*Task statement*: Copy out all the lines where "into" shows up.

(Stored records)
┄┄┄┄┄┄┄┄┄┄┄┄┄┄┄┄┄┄┄┄
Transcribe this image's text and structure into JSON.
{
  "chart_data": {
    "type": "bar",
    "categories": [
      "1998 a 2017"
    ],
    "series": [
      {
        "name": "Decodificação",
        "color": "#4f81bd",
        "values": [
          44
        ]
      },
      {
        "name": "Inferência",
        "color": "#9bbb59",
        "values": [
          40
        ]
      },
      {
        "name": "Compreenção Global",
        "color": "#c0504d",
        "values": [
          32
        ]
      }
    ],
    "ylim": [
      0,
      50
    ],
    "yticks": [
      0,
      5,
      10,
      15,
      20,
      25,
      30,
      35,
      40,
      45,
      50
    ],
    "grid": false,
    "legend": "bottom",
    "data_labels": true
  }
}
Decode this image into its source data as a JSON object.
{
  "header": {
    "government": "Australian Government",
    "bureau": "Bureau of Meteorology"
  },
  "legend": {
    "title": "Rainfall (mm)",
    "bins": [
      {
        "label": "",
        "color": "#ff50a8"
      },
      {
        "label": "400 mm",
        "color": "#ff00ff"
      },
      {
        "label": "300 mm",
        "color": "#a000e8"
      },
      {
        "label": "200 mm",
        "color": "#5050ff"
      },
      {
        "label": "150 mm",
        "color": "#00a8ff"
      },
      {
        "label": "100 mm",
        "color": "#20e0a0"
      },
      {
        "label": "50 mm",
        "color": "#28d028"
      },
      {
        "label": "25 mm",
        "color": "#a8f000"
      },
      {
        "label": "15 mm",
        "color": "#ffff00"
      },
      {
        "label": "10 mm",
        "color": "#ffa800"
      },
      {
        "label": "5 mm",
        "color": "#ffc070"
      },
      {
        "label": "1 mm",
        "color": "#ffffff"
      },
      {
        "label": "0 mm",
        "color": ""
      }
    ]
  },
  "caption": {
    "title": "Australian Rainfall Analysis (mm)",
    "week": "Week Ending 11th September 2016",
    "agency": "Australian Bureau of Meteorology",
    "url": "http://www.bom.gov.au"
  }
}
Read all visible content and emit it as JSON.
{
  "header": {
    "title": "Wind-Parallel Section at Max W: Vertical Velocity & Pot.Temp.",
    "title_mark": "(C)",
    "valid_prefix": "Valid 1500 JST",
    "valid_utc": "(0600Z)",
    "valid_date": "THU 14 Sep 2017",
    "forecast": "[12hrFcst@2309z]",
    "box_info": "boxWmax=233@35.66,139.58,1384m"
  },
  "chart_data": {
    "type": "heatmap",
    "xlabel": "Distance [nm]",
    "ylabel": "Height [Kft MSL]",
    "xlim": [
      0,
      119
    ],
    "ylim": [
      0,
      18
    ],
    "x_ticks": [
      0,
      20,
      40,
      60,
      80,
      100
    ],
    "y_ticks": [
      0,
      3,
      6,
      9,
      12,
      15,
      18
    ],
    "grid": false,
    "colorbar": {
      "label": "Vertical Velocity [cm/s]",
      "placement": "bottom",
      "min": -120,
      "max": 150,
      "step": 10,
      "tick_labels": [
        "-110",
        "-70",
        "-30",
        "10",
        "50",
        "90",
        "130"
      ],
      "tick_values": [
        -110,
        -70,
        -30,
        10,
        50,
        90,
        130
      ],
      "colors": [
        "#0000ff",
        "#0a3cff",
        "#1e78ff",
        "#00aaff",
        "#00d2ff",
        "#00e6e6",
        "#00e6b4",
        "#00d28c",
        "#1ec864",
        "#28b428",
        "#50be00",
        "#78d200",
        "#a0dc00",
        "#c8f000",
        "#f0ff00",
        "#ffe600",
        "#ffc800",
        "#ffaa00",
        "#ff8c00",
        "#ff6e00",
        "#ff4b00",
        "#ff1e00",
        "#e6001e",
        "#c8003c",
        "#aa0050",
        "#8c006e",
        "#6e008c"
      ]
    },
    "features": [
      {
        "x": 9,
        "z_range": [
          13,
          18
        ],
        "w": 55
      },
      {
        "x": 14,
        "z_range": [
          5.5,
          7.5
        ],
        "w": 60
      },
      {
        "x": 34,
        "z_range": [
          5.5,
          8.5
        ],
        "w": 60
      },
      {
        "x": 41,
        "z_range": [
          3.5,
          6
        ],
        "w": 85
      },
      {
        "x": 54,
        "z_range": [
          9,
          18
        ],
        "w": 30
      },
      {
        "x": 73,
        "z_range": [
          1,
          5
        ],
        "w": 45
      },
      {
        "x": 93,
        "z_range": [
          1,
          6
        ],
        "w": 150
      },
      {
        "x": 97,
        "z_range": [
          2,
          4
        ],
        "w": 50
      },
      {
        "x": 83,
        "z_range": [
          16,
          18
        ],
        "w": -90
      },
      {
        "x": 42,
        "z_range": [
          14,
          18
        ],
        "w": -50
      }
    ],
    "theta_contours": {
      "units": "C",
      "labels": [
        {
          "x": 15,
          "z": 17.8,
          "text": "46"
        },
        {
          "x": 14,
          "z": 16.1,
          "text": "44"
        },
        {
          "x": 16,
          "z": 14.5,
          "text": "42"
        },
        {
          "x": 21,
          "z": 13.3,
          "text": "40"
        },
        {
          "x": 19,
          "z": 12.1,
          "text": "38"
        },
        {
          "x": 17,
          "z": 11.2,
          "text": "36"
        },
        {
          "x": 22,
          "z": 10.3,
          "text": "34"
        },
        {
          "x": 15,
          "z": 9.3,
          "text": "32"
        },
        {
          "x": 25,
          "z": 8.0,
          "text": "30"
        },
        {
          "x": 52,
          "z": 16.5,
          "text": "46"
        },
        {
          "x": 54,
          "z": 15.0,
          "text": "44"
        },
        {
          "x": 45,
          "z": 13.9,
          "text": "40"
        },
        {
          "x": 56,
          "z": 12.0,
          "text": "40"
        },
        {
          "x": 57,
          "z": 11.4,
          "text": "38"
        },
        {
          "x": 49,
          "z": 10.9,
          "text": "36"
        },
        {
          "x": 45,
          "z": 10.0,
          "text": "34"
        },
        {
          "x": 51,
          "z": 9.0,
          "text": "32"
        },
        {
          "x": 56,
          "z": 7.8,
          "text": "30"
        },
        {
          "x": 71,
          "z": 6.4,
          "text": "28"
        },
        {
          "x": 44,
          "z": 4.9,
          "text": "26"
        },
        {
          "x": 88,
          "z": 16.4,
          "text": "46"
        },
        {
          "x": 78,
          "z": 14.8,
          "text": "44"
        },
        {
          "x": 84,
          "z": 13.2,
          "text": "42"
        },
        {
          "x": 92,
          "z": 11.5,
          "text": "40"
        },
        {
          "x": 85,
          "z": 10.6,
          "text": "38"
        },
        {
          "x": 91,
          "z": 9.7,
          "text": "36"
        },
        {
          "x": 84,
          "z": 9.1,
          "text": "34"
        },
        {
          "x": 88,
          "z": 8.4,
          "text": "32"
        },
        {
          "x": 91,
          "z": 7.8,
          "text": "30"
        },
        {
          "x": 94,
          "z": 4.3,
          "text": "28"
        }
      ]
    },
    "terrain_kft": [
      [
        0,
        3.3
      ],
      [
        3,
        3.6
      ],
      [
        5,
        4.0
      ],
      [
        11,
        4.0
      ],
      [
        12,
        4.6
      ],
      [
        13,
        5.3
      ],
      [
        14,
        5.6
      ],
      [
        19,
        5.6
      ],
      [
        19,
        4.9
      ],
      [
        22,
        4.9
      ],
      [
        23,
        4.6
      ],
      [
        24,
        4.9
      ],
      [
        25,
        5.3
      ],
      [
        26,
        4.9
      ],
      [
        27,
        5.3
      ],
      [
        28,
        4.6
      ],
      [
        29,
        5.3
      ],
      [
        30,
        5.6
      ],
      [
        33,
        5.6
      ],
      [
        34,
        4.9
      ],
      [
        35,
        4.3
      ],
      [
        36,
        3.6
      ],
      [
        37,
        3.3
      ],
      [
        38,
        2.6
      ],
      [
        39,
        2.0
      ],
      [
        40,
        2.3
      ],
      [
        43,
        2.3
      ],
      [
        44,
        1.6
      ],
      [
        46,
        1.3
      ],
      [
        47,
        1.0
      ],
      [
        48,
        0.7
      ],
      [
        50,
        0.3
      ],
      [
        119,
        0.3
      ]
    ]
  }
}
┄┄┄┄┄┄┄┄┄┄┄┄┄┄┄┄┄┄┄┄
*Output below*:
Transcribe this image's text and structure into JSON.
Decode this image into its source data as a JSON object.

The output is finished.